> _Exercise brief_
Below is some material; transcribe all of it exactly.

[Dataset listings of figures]
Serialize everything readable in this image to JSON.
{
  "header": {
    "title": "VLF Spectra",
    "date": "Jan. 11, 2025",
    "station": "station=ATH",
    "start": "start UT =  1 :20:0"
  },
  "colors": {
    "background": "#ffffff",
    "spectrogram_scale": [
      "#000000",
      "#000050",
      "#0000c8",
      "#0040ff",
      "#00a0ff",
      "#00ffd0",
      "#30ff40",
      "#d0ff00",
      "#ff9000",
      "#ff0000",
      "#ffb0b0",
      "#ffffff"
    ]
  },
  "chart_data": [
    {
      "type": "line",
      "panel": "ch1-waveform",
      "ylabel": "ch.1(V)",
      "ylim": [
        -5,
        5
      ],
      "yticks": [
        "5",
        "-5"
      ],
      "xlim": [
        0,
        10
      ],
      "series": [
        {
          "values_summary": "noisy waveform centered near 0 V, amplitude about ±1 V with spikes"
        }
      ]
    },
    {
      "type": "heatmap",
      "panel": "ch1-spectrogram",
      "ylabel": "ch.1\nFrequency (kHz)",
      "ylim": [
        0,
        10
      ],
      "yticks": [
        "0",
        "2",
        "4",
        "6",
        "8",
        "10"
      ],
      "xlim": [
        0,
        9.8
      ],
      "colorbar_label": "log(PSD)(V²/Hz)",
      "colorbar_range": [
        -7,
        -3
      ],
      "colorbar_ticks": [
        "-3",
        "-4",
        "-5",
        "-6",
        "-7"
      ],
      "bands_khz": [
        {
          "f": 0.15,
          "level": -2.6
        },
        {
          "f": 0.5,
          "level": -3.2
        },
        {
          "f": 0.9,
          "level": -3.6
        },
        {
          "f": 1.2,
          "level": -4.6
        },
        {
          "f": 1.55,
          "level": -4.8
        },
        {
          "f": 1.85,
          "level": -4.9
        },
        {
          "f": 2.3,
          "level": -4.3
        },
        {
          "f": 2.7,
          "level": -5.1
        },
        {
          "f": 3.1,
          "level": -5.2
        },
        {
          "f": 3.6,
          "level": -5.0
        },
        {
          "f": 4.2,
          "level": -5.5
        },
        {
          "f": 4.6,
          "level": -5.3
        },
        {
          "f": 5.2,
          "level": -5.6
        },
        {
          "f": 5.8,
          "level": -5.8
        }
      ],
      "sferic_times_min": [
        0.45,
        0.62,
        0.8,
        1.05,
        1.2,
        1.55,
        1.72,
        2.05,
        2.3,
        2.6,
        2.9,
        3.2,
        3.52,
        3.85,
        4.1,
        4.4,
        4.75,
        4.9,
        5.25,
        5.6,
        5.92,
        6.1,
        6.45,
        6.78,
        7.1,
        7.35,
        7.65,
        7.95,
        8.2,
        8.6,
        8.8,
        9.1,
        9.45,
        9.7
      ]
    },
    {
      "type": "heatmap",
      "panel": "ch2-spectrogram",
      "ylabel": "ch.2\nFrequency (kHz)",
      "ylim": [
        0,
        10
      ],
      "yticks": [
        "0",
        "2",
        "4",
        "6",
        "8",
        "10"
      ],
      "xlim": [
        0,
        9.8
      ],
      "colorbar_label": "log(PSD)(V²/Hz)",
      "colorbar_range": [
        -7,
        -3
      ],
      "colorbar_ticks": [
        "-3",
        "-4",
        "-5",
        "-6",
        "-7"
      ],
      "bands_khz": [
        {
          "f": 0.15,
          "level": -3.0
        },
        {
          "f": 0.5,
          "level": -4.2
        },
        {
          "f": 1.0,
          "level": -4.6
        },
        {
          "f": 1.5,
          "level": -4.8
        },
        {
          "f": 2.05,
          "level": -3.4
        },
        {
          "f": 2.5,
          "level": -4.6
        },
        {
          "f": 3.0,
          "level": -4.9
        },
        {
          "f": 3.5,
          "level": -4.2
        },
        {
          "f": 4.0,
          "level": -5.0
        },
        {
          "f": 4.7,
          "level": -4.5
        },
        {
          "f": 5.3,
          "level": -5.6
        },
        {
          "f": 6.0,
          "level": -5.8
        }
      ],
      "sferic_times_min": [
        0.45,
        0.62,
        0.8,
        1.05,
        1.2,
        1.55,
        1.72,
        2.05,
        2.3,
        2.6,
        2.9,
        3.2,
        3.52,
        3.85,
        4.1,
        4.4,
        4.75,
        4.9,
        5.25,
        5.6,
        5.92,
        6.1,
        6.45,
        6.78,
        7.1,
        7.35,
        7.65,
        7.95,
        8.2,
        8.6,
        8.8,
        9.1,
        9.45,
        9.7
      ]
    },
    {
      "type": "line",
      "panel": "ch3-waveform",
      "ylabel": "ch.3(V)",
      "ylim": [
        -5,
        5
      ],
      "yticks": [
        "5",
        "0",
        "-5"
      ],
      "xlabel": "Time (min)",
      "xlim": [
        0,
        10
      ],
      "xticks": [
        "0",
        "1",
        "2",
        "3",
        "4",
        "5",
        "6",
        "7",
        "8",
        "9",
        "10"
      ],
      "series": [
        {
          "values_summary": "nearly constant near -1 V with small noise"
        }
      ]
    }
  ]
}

> _Task answer_
Serialize everything readable in this image to JSON.
{
  "header": {
    "title": "VLF Spectra",
    "date": "Jan. 11, 2025",
    "station": "station=ATH",
    "start": "start UT =  1 :20:0"
  },
  "colors": {
    "background": "#ffffff",
    "spectrogram_scale": [
      "#000000",
      "#000050",
      "#0000c8",
      "#0040ff",
      "#00a0ff",
      "#00ffd0",
      "#30ff40",
      "#d0ff00",
      "#ff9000",
      "#ff0000",
      "#ffb0b0",
      "#ffffff"
    ]
  },
  "chart_data": [
    {
      "type": "line",
      "panel": "ch1-waveform",
      "ylabel": "ch.1(V)",
      "ylim": [
        -5,
        5
      ],
      "yticks": [
        "5",
        "-5"
      ],
      "xlim": [
        0,
        10
      ],
      "series": [
        {
          "values_summary": "noisy waveform centered near 0 V, amplitude about ±1 V with spikes"
        }
      ]
    },
    {
      "type": "heatmap",
      "panel": "ch1-spectrogram",
      "ylabel": "ch.1\nFrequency (kHz)",
      "ylim": [
        0,
        10
      ],
      "yticks": [
        "0",
        "2",
        "4",
        "6",
        "8",
        "10"
      ],
      "xlim": [
        0,
        9.8
      ],
      "colorbar_label": "log(PSD)(V²/Hz)",
      "colorbar_range": [
        -7,
        -3
      ],
      "colorbar_ticks": [
        "-3",
        "-4",
        "-5",
        "-6",
        "-7"
      ],
      "bands_khz": [
        {
          "f": 0.15,
          "level": -2.6
        },
        {
          "f": 0.5,
          "level": -3.2
        },
        {
          "f": 0.9,
          "level": -3.6
        },
        {
          "f": 1.2,
          "level": -4.6
        },
        {
          "f": 1.55,
          "level": -4.8
        },
        {
          "f": 1.85,
          "level": -4.9
        },
        {
          "f": 2.3,
          "level": -4.3
        },
        {
          "f": 2.7,
          "level": -5.1
        },
        {
          "f": 3.1,
          "level": -5.2
        },
        {
          "f": 3.6,
          "level": -5.0
        },
        {
          "f": 4.2,
          "level": -5.5
        },
        {
          "f": 4.6,
          "level": -5.3
        },
        {
          "f": 5.2,
          "level": -5.6
        },
        {
          "f": 5.8,
          "level": -5.8
        }
      ],
      "sferic_times_min": [
        0.45,
        0.62,
        0.8,
        1.05,
        1.2,
        1.55,
        1.72,
        2.05,
        2.3,
        2.6,
        2.9,
        3.2,
        3.52,
        3.85,
        4.1,
        4.4,
        4.75,
        4.9,
        5.25,
        5.6,
        5.92,
        6.1,
        6.45,
        6.78,
        7.1,
        7.35,
        7.65,
        7.95,
        8.2,
        8.6,
        8.8,
        9.1,
        9.45,
        9.7
      ]
    },
    {
      "type": "heatmap",
      "panel": "ch2-spectrogram",
      "ylabel": "ch.2\nFrequency (kHz)",
      "ylim": [
        0,
        10
      ],
      "yticks": [
        "0",
        "2",
        "4",
        "6",
        "8",
        "10"
      ],
      "xlim": [
        0,
        9.8
      ],
      "colorbar_label": "log(PSD)(V²/Hz)",
      "colorbar_range": [
        -7,
        -3
      ],
      "colorbar_ticks": [
        "-3",
        "-4",
        "-5",
        "-6",
        "-7"
      ],
      "bands_khz": [
        {
          "f": 0.15,
          "level": -3.0
        },
        {
          "f": 0.5,
          "level": -4.2
        },
        {
          "f": 1.0,
          "level": -4.6
        },
        {
          "f": 1.5,
          "level": -4.8
        },
        {
          "f": 2.05,
          "level": -3.4
        },
        {
          "f": 2.5,
          "level": -4.6
        },
        {
          "f": 3.0,
          "level": -4.9
        },
        {
          "f": 3.5,
          "level": -4.2
        },
        {
          "f": 4.0,
          "level": -5.0
        },
        {
          "f": 4.7,
          "level": -4.5
        },
        {
          "f": 5.3,
          "level": -5.6
        },
        {
          "f": 6.0,
          "level": -5.8
        }
      ],
      "sferic_times_min": [
        0.45,
        0.62,
        0.8,
        1.05,
        1.2,
        1.55,
        1.72,
        2.05,
        2.3,
        2.6,
        2.9,
        3.2,
        3.52,
        3.85,
        4.1,
        4.4,
        4.75,
        4.9,
        5.25,
        5.6,
        5.92,
        6.1,
        6.45,
        6.78,
        7.1,
        7.35,
        7.65,
        7.95,
        8.2,
        8.6,
        8.8,
        9.1,
        9.45,
        9.7
      ]
    },
    {
      "type": "line",
      "panel": "ch3-waveform",
      "ylabel": "ch.3(V)",
      "ylim": [
        -5,
        5
      ],
      "yticks": [
        "5",
        "0",
        "-5"
      ],
      "xlabel": "Time (min)",
      "xlim": [
        0,
        10
      ],
      "xticks": [
        "0",
        "1",
        "2",
        "3",
        "4",
        "5",
        "6",
        "7",
        "8",
        "9",
        "10"
      ],
      "series": [
        {
          "values_summary": "nearly constant near -1 V with small noise"
        }
      ]
    }
  ]
}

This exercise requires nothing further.